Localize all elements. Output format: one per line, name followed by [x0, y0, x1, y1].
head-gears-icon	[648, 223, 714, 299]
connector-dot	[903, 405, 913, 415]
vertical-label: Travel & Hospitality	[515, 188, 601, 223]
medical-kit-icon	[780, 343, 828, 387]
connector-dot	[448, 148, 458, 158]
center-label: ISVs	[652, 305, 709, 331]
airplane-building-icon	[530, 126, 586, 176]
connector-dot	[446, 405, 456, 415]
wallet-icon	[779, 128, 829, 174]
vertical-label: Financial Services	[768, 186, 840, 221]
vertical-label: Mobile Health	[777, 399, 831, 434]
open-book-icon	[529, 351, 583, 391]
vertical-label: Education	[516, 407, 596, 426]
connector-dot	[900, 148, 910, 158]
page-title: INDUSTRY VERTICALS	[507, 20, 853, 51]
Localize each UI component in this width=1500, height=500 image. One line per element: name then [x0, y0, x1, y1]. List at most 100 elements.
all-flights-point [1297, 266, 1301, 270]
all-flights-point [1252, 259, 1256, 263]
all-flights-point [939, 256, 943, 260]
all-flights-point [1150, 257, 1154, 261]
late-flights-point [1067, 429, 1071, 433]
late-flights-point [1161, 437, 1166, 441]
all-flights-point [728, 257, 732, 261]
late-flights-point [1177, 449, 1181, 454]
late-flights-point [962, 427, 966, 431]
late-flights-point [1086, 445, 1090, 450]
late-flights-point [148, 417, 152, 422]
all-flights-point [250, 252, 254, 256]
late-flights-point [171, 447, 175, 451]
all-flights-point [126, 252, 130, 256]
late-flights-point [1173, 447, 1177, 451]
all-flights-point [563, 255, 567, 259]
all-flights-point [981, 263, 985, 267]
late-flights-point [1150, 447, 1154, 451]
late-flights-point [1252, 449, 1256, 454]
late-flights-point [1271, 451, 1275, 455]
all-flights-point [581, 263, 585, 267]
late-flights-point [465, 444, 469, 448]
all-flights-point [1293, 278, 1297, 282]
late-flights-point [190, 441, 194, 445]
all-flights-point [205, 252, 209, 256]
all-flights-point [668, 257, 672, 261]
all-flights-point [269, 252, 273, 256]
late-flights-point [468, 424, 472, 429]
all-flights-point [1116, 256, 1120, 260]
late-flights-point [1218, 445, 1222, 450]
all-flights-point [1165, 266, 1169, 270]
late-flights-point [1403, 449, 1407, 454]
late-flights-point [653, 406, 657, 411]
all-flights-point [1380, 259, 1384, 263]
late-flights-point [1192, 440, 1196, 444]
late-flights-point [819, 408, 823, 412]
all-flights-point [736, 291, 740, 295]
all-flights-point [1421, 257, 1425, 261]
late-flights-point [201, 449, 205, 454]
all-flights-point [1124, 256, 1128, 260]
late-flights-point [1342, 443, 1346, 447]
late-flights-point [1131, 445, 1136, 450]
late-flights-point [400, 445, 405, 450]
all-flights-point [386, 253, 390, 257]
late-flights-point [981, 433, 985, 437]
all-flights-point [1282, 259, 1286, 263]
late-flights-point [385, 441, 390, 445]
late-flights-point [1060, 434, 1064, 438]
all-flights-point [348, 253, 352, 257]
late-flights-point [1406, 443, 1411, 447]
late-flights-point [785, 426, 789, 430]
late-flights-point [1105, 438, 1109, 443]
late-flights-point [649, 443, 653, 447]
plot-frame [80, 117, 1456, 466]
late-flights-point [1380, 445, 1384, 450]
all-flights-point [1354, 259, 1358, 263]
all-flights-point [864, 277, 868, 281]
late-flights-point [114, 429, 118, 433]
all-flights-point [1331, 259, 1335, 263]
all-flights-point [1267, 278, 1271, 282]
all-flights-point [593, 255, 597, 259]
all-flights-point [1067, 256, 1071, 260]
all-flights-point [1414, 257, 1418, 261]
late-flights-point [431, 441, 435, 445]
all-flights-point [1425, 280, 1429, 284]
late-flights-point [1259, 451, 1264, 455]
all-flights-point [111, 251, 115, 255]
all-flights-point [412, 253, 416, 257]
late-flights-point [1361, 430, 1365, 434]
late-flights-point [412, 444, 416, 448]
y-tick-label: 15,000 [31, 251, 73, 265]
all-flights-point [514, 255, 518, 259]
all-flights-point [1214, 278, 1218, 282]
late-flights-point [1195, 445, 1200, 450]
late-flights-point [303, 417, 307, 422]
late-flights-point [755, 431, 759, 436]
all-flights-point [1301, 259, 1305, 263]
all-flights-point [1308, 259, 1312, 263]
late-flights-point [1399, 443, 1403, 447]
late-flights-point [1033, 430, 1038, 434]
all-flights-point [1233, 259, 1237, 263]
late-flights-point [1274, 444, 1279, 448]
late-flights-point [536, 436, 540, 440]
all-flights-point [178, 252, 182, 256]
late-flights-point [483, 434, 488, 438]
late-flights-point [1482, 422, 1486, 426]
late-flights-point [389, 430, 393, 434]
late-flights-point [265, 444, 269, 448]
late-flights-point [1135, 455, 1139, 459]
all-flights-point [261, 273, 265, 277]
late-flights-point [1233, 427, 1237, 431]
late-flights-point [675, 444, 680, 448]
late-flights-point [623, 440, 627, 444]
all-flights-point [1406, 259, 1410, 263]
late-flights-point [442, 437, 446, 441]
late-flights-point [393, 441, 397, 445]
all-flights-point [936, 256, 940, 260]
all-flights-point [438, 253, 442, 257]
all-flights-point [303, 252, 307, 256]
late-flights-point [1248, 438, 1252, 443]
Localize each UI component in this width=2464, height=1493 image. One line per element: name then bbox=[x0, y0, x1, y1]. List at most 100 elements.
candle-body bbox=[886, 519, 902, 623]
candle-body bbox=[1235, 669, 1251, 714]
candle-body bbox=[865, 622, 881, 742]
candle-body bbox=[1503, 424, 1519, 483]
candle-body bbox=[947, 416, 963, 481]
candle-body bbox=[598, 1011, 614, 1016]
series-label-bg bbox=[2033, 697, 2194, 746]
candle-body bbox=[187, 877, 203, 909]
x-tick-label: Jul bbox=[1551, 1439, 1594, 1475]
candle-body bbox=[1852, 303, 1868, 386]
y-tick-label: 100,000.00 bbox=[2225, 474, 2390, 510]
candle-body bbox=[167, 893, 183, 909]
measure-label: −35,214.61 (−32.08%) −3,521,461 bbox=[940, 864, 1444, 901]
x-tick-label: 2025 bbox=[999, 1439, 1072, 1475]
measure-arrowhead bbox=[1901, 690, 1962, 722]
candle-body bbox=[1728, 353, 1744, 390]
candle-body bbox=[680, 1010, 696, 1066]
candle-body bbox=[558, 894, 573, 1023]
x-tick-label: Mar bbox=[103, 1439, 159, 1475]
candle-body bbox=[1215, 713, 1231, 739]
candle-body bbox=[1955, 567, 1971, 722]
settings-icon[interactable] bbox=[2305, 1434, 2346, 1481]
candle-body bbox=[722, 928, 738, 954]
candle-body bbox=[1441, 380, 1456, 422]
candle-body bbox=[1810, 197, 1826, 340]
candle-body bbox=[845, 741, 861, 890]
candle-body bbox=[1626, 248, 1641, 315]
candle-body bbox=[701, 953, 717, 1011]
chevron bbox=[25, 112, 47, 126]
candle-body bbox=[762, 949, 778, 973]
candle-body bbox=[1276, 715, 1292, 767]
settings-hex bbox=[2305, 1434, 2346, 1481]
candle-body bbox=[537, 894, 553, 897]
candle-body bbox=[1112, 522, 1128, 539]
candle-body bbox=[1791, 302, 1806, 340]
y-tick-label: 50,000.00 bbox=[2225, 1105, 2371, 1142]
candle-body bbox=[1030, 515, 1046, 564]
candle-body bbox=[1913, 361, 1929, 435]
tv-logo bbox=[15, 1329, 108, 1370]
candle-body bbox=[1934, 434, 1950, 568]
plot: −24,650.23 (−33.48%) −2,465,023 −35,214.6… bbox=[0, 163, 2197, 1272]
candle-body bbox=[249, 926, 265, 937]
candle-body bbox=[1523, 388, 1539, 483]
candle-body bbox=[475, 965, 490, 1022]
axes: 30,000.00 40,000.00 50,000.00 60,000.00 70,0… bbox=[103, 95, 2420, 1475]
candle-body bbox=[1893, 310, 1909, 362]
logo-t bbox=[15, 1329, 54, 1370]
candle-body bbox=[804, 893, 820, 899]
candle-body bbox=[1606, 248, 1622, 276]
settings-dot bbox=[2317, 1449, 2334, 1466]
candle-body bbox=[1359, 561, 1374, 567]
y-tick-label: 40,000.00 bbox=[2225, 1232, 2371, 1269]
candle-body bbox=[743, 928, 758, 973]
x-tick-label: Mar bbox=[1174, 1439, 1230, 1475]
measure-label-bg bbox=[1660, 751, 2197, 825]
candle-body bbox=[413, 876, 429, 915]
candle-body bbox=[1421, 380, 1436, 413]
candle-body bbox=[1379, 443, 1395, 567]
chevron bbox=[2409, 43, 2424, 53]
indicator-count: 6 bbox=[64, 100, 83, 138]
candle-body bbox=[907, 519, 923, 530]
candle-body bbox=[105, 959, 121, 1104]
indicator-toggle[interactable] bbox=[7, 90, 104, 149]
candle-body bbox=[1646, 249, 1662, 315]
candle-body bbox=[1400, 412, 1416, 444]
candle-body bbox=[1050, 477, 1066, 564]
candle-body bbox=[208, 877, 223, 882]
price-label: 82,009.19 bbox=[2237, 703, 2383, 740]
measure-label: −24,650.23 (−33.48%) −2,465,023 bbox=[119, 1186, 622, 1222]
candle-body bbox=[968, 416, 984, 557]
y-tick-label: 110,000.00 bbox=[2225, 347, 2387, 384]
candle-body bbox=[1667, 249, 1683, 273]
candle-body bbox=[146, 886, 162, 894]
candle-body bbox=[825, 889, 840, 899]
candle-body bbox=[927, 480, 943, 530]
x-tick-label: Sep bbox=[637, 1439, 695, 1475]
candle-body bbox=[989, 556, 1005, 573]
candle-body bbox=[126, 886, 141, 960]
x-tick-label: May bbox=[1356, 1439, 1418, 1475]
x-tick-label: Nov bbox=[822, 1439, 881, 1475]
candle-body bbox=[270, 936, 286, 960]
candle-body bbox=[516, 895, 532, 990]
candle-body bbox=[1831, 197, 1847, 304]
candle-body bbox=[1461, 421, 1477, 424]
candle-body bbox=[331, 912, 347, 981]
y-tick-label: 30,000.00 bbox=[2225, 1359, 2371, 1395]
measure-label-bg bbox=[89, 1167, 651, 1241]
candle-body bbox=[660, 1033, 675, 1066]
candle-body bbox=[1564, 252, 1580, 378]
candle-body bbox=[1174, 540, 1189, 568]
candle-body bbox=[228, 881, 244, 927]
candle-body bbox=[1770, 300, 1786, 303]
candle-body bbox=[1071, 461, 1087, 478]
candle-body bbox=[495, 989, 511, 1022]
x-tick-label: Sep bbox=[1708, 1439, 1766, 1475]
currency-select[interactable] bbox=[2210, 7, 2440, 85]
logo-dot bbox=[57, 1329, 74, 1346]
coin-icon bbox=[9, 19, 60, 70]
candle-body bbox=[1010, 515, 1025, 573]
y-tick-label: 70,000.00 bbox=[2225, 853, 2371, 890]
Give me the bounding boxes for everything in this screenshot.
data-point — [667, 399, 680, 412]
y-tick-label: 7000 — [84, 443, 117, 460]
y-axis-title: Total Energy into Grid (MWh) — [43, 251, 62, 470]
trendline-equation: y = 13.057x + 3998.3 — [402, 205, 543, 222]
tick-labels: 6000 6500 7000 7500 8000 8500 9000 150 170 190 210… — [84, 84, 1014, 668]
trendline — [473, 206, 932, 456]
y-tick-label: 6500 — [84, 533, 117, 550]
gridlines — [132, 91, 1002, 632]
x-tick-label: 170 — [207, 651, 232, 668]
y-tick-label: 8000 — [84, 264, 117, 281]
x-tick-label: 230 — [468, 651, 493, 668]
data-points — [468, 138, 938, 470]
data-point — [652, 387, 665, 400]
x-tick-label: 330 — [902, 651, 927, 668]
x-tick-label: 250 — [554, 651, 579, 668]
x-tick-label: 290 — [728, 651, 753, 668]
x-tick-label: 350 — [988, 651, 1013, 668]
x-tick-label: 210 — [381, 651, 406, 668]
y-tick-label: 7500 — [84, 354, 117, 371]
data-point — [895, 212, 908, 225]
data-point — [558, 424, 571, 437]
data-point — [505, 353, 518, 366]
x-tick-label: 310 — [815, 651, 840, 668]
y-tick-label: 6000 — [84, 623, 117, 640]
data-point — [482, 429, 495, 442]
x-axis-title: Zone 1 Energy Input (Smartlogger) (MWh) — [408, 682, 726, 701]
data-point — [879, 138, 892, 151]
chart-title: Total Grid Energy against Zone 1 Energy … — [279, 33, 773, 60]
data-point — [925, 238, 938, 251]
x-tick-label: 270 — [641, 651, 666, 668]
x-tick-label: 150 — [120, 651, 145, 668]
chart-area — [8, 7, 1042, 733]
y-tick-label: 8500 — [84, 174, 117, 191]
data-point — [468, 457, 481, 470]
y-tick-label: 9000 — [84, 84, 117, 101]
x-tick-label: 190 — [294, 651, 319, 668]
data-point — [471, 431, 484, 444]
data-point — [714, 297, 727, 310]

■ Description of the task
Reproduce verbatim the stretch of the entries from their very first line through the line containing "all-flights-point [1297, 266, 1301, 270]", including both ends.

■ Exercise output
Localize all elements. Output format: one per line, name followed by [x0, y0, x1, y1].
head-gears-icon	[648, 223, 714, 299]
connector-dot	[903, 405, 913, 415]
vertical-label: Travel & Hospitality	[515, 188, 601, 223]
medical-kit-icon	[780, 343, 828, 387]
connector-dot	[448, 148, 458, 158]
center-label: ISVs	[652, 305, 709, 331]
airplane-building-icon	[530, 126, 586, 176]
connector-dot	[446, 405, 456, 415]
wallet-icon	[779, 128, 829, 174]
vertical-label: Financial Services	[768, 186, 840, 221]
vertical-label: Mobile Health	[777, 399, 831, 434]
open-book-icon	[529, 351, 583, 391]
vertical-label: Education	[516, 407, 596, 426]
connector-dot	[900, 148, 910, 158]
page-title: INDUSTRY VERTICALS	[507, 20, 853, 51]
Localize each UI component in this width=1500, height=500 image. One line per element: name then [x0, y0, x1, y1]. List at most 100 elements.
all-flights-point [1297, 266, 1301, 270]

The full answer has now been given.